» Written instruction:
Starting at the line that contains "Transcribe this image's", print every remaining line of the entries, unchanged, and output nothing more.

» Material supplied:
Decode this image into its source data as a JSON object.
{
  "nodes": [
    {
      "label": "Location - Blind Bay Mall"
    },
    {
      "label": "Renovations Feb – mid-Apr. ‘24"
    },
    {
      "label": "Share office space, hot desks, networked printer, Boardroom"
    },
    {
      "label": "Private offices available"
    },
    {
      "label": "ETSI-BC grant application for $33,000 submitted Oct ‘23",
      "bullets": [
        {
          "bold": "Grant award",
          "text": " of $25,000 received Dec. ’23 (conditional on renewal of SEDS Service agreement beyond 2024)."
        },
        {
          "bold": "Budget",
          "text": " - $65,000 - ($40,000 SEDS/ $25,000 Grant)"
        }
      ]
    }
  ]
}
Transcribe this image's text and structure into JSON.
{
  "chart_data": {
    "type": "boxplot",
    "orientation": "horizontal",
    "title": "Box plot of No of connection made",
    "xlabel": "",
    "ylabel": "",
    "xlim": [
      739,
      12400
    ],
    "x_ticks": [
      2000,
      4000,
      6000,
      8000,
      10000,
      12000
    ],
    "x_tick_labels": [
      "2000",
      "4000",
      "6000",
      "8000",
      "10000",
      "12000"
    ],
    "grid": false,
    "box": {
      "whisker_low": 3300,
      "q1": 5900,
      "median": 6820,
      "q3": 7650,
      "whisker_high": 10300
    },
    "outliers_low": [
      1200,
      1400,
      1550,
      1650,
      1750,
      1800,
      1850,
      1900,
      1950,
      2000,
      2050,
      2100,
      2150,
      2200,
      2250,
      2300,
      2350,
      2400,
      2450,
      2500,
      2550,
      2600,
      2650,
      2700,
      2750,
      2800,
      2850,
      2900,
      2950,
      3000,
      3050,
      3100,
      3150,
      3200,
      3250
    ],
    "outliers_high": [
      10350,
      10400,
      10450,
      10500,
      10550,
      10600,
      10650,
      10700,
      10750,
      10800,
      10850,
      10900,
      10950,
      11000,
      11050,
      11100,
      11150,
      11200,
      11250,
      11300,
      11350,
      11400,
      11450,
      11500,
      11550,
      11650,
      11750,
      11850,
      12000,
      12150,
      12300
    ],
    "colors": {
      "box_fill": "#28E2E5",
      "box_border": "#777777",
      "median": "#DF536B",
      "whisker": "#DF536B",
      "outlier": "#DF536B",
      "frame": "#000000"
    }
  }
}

» Written answer:
Transcribe this image's text and structure into JSON.
{
  "chart_data": {
    "type": "boxplot",
    "orientation": "horizontal",
    "title": "Box plot of No of connection made",
    "xlabel": "",
    "ylabel": "",
    "xlim": [
      739,
      12400
    ],
    "x_ticks": [
      2000,
      4000,
      6000,
      8000,
      10000,
      12000
    ],
    "x_tick_labels": [
      "2000",
      "4000",
      "6000",
      "8000",
      "10000",
      "12000"
    ],
    "grid": false,
    "box": {
      "whisker_low": 3300,
      "q1": 5900,
      "median": 6820,
      "q3": 7650,
      "whisker_high": 10300
    },
    "outliers_low": [
      1200,
      1400,
      1550,
      1650,
      1750,
      1800,
      1850,
      1900,
      1950,
      2000,
      2050,
      2100,
      2150,
      2200,
      2250,
      2300,
      2350,
      2400,
      2450,
      2500,
      2550,
      2600,
      2650,
      2700,
      2750,
      2800,
      2850,
      2900,
      2950,
      3000,
      3050,
      3100,
      3150,
      3200,
      3250
    ],
    "outliers_high": [
      10350,
      10400,
      10450,
      10500,
      10550,
      10600,
      10650,
      10700,
      10750,
      10800,
      10850,
      10900,
      10950,
      11000,
      11050,
      11100,
      11150,
      11200,
      11250,
      11300,
      11350,
      11400,
      11450,
      11500,
      11550,
      11650,
      11750,
      11850,
      12000,
      12150,
      12300
    ],
    "colors": {
      "box_fill": "#28E2E5",
      "box_border": "#777777",
      "median": "#DF536B",
      "whisker": "#DF536B",
      "outlier": "#DF536B",
      "frame": "#000000"
    }
  }
}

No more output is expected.